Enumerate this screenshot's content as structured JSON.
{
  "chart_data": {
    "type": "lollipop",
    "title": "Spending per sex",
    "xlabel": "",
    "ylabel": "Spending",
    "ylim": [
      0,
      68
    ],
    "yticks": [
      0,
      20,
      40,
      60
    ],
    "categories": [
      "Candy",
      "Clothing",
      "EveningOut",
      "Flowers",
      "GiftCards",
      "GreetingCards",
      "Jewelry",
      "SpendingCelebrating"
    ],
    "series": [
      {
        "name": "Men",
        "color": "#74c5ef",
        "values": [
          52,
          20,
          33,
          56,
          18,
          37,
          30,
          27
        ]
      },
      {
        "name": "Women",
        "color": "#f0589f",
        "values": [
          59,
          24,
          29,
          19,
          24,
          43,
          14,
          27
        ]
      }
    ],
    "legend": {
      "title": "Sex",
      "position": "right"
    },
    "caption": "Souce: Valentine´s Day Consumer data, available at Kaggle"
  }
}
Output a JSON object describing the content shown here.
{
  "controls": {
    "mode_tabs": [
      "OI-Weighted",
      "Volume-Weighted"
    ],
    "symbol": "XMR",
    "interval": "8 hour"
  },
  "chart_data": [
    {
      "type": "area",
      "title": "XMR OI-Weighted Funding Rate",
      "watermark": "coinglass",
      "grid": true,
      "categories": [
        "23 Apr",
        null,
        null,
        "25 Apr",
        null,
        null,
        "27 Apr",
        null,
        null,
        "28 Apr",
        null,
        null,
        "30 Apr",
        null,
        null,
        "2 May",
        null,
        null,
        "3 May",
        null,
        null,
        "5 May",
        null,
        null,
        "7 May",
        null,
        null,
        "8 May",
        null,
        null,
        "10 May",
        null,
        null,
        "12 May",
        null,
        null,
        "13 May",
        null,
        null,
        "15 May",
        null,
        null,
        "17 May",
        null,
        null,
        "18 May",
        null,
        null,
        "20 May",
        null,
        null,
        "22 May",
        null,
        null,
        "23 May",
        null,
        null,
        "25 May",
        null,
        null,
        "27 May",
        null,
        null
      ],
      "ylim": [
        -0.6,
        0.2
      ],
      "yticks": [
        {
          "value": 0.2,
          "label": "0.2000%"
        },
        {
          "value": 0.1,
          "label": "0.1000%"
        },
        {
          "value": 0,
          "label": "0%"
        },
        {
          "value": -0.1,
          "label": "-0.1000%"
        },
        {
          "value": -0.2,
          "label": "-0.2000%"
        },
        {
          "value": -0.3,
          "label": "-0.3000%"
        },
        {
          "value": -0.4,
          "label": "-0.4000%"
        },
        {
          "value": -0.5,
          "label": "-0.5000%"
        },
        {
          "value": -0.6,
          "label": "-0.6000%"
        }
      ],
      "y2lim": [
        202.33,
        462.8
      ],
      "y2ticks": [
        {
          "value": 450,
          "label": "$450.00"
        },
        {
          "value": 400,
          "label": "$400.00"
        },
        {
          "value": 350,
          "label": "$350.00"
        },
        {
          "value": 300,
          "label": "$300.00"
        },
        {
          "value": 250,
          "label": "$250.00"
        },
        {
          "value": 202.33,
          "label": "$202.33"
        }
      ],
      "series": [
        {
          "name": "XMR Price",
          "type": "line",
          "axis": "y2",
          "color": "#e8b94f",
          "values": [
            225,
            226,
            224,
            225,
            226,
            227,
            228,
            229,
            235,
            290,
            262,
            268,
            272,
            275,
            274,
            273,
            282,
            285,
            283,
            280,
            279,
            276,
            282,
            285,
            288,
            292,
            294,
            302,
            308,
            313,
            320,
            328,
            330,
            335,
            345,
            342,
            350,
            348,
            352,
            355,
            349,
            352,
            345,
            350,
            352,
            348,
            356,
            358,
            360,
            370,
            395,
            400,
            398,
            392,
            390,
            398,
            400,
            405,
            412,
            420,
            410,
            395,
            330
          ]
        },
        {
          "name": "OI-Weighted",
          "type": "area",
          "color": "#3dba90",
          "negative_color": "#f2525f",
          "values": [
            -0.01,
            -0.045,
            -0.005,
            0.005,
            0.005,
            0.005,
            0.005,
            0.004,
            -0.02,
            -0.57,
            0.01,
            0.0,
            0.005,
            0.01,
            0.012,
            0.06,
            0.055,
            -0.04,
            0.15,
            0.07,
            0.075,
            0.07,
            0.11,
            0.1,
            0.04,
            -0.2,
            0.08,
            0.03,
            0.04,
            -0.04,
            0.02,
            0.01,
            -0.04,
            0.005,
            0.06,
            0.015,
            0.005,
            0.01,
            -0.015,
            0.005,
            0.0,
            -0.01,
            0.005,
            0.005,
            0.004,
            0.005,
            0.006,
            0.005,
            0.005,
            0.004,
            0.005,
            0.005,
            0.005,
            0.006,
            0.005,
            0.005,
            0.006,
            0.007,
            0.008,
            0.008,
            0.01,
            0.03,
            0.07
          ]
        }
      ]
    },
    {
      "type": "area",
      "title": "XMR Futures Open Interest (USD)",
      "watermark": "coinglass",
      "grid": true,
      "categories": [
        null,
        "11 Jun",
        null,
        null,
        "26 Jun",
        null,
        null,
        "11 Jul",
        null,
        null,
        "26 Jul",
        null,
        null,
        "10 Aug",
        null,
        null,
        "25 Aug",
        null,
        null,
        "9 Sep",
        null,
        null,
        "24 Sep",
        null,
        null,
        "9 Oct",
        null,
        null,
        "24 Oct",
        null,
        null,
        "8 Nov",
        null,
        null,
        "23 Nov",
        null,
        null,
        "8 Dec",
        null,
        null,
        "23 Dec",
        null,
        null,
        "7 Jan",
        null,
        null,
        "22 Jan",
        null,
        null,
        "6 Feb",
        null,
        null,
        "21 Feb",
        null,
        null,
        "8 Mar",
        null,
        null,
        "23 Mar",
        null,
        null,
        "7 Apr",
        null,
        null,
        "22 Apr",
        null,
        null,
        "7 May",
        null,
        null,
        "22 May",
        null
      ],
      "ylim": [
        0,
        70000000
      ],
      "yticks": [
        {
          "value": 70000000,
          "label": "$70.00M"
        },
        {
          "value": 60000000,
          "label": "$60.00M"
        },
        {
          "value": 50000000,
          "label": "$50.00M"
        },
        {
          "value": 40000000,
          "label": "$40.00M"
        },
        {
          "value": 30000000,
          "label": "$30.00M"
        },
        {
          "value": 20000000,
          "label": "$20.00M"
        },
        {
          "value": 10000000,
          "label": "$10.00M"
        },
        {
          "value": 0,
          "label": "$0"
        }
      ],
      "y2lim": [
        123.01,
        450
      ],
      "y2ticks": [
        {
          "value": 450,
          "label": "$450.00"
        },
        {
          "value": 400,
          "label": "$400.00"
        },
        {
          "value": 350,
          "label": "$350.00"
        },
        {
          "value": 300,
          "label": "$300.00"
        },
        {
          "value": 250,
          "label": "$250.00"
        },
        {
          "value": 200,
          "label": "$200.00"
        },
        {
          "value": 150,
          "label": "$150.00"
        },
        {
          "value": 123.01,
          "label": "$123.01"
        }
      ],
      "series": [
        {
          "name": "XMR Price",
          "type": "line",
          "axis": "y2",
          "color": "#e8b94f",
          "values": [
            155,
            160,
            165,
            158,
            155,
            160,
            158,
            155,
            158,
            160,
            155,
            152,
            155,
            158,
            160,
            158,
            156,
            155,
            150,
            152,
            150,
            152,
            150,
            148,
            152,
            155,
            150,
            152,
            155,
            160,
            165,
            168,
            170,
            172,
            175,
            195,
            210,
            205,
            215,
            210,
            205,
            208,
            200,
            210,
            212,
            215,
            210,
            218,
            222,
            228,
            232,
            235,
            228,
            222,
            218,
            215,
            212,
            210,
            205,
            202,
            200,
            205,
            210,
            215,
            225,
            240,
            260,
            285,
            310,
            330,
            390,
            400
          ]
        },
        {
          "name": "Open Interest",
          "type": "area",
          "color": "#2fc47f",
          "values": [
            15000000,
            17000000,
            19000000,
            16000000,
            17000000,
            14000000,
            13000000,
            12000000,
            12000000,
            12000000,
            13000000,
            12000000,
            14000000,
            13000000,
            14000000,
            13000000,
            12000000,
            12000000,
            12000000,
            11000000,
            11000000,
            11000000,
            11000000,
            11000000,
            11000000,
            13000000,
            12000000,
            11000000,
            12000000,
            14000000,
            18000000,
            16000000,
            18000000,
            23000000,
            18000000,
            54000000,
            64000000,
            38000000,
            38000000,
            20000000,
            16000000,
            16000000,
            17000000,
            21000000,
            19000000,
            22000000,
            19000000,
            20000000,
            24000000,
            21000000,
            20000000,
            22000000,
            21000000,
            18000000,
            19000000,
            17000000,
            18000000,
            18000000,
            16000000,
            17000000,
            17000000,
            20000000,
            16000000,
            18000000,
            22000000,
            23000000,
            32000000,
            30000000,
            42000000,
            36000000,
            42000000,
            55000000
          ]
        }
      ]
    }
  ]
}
──────────
▸ **Given problem**:
Search the entries for the string "Interest" and collect each line that has it.

▸ **Response for this exercise**:
      "title": "XMR Futures Open Interest (USD)",
          "name": "Open Interest",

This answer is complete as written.